What needs to be done: Can you restate the records below word for word?

--- Extracted material ---

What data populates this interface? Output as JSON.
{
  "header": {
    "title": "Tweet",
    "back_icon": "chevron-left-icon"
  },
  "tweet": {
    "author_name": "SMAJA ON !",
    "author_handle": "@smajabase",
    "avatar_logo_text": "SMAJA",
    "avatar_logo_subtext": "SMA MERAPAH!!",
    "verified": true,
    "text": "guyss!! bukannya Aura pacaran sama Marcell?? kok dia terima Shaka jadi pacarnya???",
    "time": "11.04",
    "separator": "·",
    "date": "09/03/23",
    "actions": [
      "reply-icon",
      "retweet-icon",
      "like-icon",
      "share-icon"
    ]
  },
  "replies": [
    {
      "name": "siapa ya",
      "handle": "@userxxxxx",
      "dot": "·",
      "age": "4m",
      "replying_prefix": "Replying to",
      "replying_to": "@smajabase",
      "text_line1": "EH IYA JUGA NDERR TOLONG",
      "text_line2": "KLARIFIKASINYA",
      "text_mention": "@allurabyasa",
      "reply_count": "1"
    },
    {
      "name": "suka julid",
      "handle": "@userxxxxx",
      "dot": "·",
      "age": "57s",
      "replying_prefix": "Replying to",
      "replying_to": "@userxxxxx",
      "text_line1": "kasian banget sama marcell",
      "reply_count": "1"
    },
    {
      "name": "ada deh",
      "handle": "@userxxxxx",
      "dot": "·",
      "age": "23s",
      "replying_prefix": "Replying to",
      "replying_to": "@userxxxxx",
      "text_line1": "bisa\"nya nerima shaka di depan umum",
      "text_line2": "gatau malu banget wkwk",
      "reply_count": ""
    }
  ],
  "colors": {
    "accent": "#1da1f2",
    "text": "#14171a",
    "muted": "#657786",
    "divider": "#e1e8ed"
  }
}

---

Answer to the task:
What data populates this interface? Output as JSON.
{
  "header": {
    "title": "Tweet",
    "back_icon": "chevron-left-icon"
  },
  "tweet": {
    "author_name": "SMAJA ON !",
    "author_handle": "@smajabase",
    "avatar_logo_text": "SMAJA",
    "avatar_logo_subtext": "SMA MERAPAH!!",
    "verified": true,
    "text": "guyss!! bukannya Aura pacaran sama Marcell?? kok dia terima Shaka jadi pacarnya???",
    "time": "11.04",
    "separator": "·",
    "date": "09/03/23",
    "actions": [
      "reply-icon",
      "retweet-icon",
      "like-icon",
      "share-icon"
    ]
  },
  "replies": [
    {
      "name": "siapa ya",
      "handle": "@userxxxxx",
      "dot": "·",
      "age": "4m",
      "replying_prefix": "Replying to",
      "replying_to": "@smajabase",
      "text_line1": "EH IYA JUGA NDERR TOLONG",
      "text_line2": "KLARIFIKASINYA",
      "text_mention": "@allurabyasa",
      "reply_count": "1"
    },
    {
      "name": "suka julid",
      "handle": "@userxxxxx",
      "dot": "·",
      "age": "57s",
      "replying_prefix": "Replying to",
      "replying_to": "@userxxxxx",
      "text_line1": "kasian banget sama marcell",
      "reply_count": "1"
    },
    {
      "name": "ada deh",
      "handle": "@userxxxxx",
      "dot": "·",
      "age": "23s",
      "replying_prefix": "Replying to",
      "replying_to": "@userxxxxx",
      "text_line1": "bisa\"nya nerima shaka di depan umum",
      "text_line2": "gatau malu banget wkwk",
      "reply_count": ""
    }
  ],
  "colors": {
    "accent": "#1da1f2",
    "text": "#14171a",
    "muted": "#657786",
    "divider": "#e1e8ed"
  }
}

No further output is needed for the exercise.